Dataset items
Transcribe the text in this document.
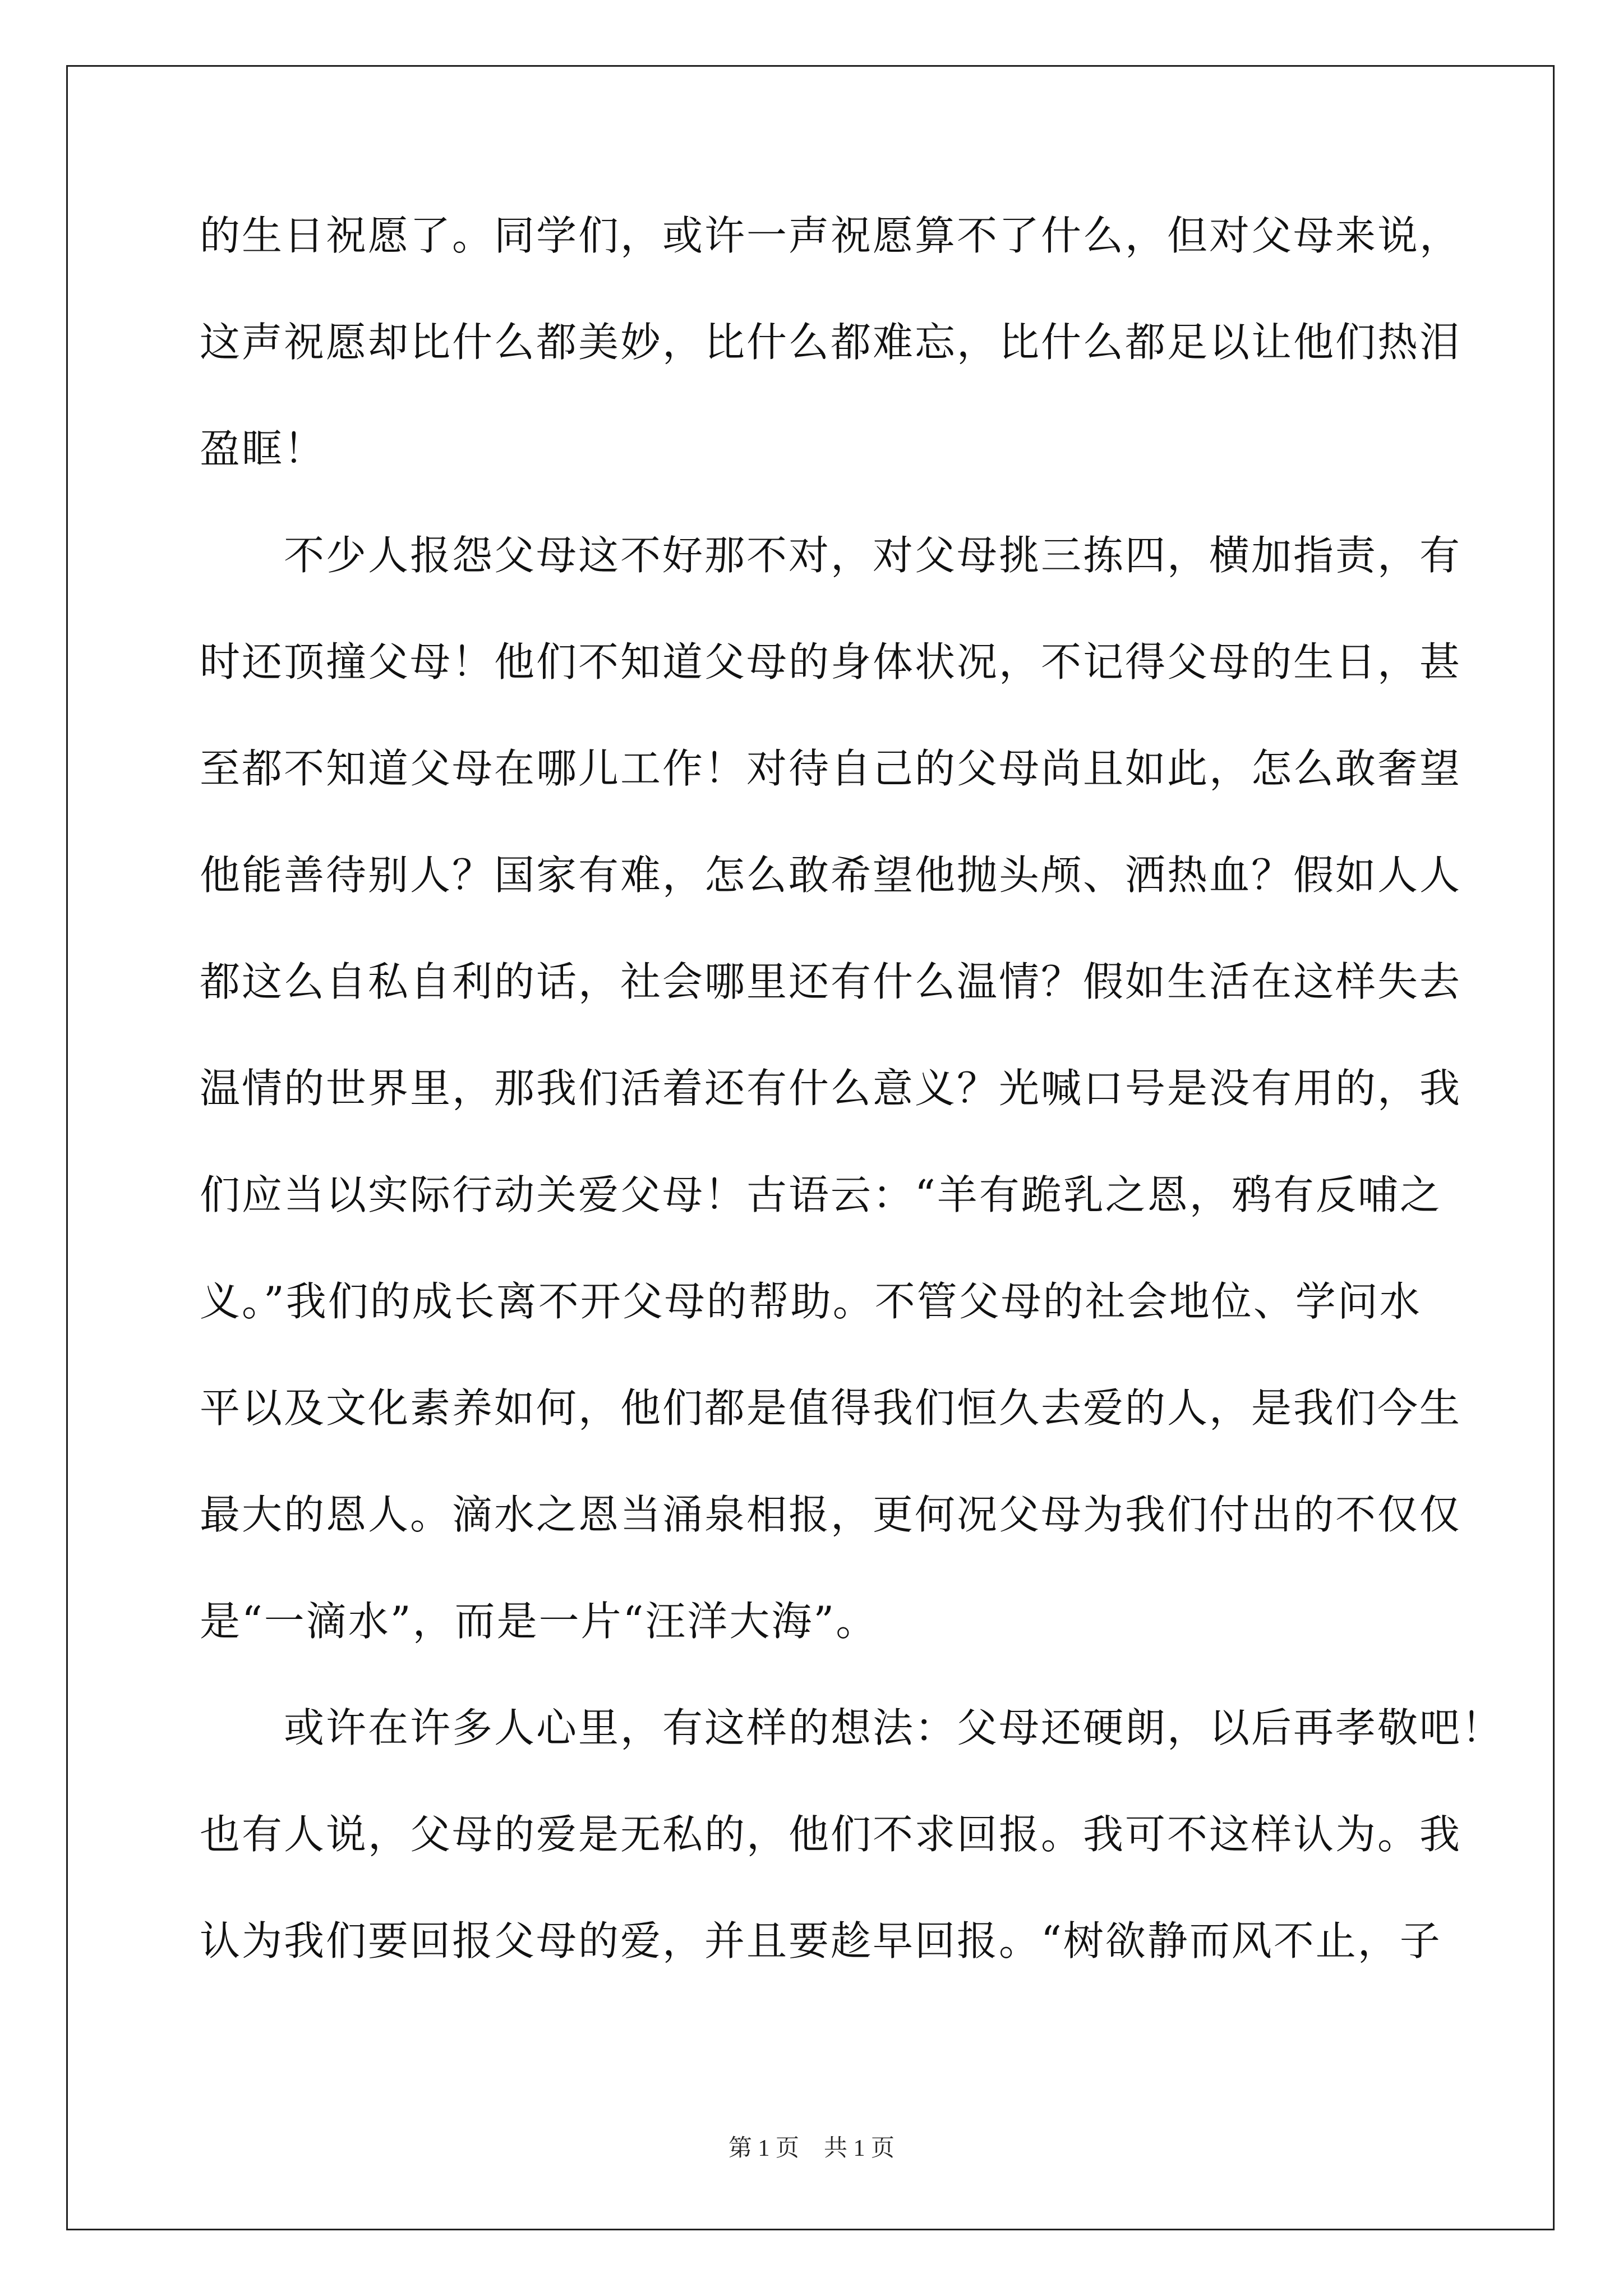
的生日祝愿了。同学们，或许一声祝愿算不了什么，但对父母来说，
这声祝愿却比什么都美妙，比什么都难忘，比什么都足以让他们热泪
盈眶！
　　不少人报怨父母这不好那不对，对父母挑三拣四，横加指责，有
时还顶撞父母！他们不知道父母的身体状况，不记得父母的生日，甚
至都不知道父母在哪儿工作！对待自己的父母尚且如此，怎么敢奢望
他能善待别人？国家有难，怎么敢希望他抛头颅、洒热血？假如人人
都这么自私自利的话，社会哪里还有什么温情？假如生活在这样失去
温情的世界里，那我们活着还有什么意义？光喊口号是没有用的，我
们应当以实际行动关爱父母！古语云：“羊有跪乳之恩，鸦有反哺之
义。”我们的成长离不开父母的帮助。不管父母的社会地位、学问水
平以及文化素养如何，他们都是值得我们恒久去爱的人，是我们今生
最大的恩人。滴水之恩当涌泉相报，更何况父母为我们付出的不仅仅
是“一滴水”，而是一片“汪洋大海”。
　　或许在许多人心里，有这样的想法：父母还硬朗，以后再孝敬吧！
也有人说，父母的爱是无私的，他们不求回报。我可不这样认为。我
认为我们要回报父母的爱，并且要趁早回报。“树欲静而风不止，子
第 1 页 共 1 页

==

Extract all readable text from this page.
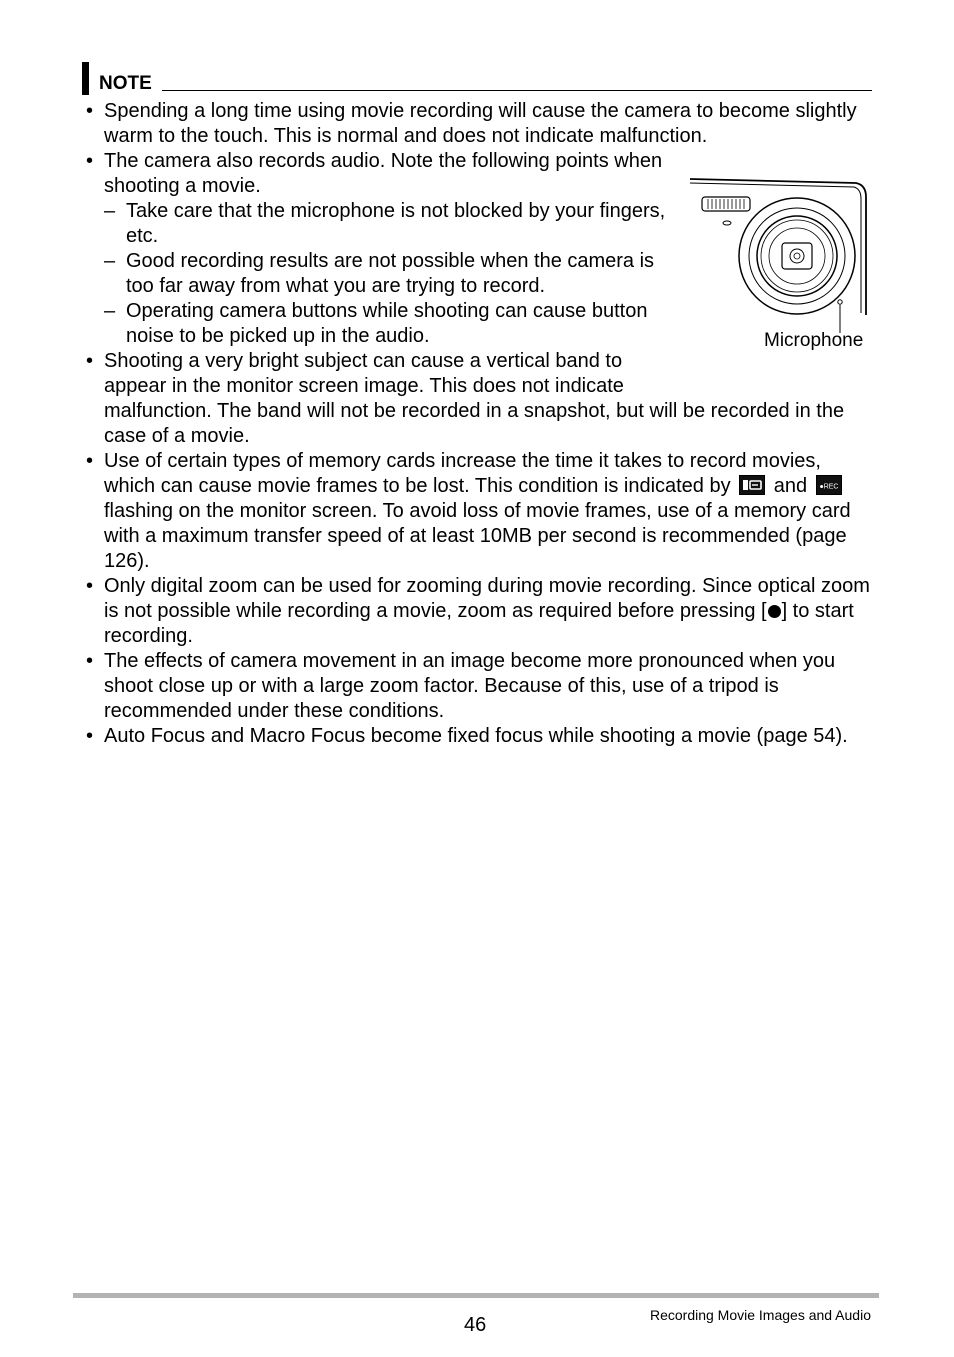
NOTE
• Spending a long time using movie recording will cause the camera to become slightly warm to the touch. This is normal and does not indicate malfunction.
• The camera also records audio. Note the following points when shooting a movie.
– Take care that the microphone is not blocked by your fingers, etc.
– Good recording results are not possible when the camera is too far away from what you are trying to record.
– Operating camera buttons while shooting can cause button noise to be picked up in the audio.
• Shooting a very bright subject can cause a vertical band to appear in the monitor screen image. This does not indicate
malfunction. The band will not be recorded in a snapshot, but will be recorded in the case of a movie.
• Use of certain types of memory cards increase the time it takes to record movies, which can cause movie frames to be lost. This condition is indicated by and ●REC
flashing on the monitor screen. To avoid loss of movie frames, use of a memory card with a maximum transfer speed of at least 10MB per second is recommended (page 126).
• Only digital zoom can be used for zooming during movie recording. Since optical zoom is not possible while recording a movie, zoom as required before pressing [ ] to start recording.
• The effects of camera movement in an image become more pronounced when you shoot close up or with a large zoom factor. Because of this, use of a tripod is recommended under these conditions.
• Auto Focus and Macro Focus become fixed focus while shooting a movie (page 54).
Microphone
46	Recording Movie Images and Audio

**Direction**
From the listing above, return each line with the word "while".

**Final result**
– Operating camera buttons while shooting can cause button noise to be picked up in the audio.
• Only digital zoom can be used for zooming during movie recording. Since optical zoom is not possible while recording a movie, zoom as required before pressing [ ] to start recording.
• Auto Focus and Macro Focus become fixed focus while shooting a movie (page 54).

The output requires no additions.